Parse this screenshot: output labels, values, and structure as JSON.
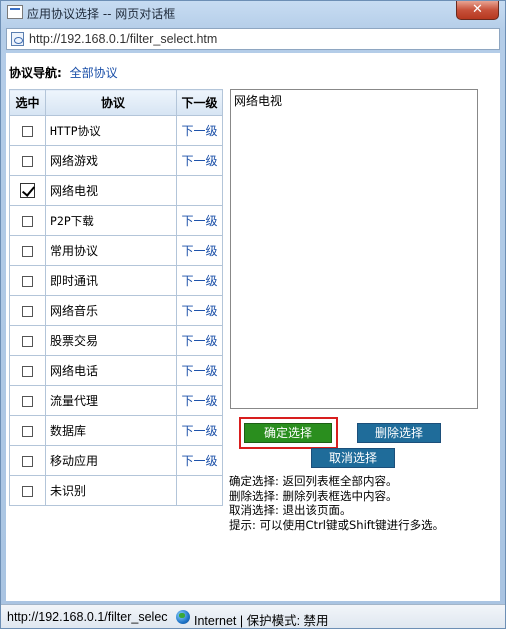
{
  "window": {
    "title": "应用协议选择 -- 网页对话框",
    "close_label": "✕",
    "address": "http://192.168.0.1/filter_select.htm"
  },
  "nav": {
    "label": "协议导航:",
    "link": "全部协议"
  },
  "table": {
    "headers": {
      "select": "选中",
      "protocol": "协议",
      "next": "下一级"
    },
    "rows": [
      {
        "name": "HTTP协议",
        "checked": false,
        "next": "下一级"
      },
      {
        "name": "网络游戏",
        "checked": false,
        "next": "下一级"
      },
      {
        "name": "网络电视",
        "checked": true,
        "next": ""
      },
      {
        "name": "P2P下载",
        "checked": false,
        "next": "下一级"
      },
      {
        "name": "常用协议",
        "checked": false,
        "next": "下一级"
      },
      {
        "name": "即时通讯",
        "checked": false,
        "next": "下一级"
      },
      {
        "name": "网络音乐",
        "checked": false,
        "next": "下一级"
      },
      {
        "name": "股票交易",
        "checked": false,
        "next": "下一级"
      },
      {
        "name": "网络电话",
        "checked": false,
        "next": "下一级"
      },
      {
        "name": "流量代理",
        "checked": false,
        "next": "下一级"
      },
      {
        "name": "数据库",
        "checked": false,
        "next": "下一级"
      },
      {
        "name": "移动应用",
        "checked": false,
        "next": "下一级"
      },
      {
        "name": "未识别",
        "checked": false,
        "next": ""
      }
    ]
  },
  "selected_list": [
    "网络电视"
  ],
  "buttons": {
    "confirm": "确定选择",
    "delete": "删除选择",
    "cancel": "取消选择"
  },
  "help": [
    "确定选择: 返回列表框全部内容。",
    "删除选择: 删除列表框选中内容。",
    "取消选择: 退出该页面。",
    "提示: 可以使用Ctrl键或Shift键进行多选。"
  ],
  "status": {
    "url": "http://192.168.0.1/filter_selec",
    "zone": "Internet | 保护模式: 禁用"
  },
  "colors": {
    "accent_green": "#2a8e1e",
    "accent_blue": "#1f6c9a",
    "highlight_red": "#d81e1e",
    "link_blue": "#1a4fa8"
  }
}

※ ※ ※

* [Objective]
Output every entry word for word, but omit the pictures.

* [Complete output]
Parse this screenshot: output labels, values, and structure as JSON.
{
  "window": {
    "title": "应用协议选择 -- 网页对话框",
    "close_label": "✕",
    "address": "http://192.168.0.1/filter_select.htm"
  },
  "nav": {
    "label": "协议导航:",
    "link": "全部协议"
  },
  "table": {
    "headers": {
      "select": "选中",
      "protocol": "协议",
      "next": "下一级"
    },
    "rows": [
      {
        "name": "HTTP协议",
        "checked": false,
        "next": "下一级"
      },
      {
        "name": "网络游戏",
        "checked": false,
        "next": "下一级"
      },
      {
        "name": "网络电视",
        "checked": true,
        "next": ""
      },
      {
        "name": "P2P下载",
        "checked": false,
        "next": "下一级"
      },
      {
        "name": "常用协议",
        "checked": false,
        "next": "下一级"
      },
      {
        "name": "即时通讯",
        "checked": false,
        "next": "下一级"
      },
      {
        "name": "网络音乐",
        "checked": false,
        "next": "下一级"
      },
      {
        "name": "股票交易",
        "checked": false,
        "next": "下一级"
      },
      {
        "name": "网络电话",
        "checked": false,
        "next": "下一级"
      },
      {
        "name": "流量代理",
        "checked": false,
        "next": "下一级"
      },
      {
        "name": "数据库",
        "checked": false,
        "next": "下一级"
      },
      {
        "name": "移动应用",
        "checked": false,
        "next": "下一级"
      },
      {
        "name": "未识别",
        "checked": false,
        "next": ""
      }
    ]
  },
  "selected_list": [
    "网络电视"
  ],
  "buttons": {
    "confirm": "确定选择",
    "delete": "删除选择",
    "cancel": "取消选择"
  },
  "help": [
    "确定选择: 返回列表框全部内容。",
    "删除选择: 删除列表框选中内容。",
    "取消选择: 退出该页面。",
    "提示: 可以使用Ctrl键或Shift键进行多选。"
  ],
  "status": {
    "url": "http://192.168.0.1/filter_selec",
    "zone": "Internet | 保护模式: 禁用"
  },
  "colors": {
    "accent_green": "#2a8e1e",
    "accent_blue": "#1f6c9a",
    "highlight_red": "#d81e1e",
    "link_blue": "#1a4fa8"
  }
}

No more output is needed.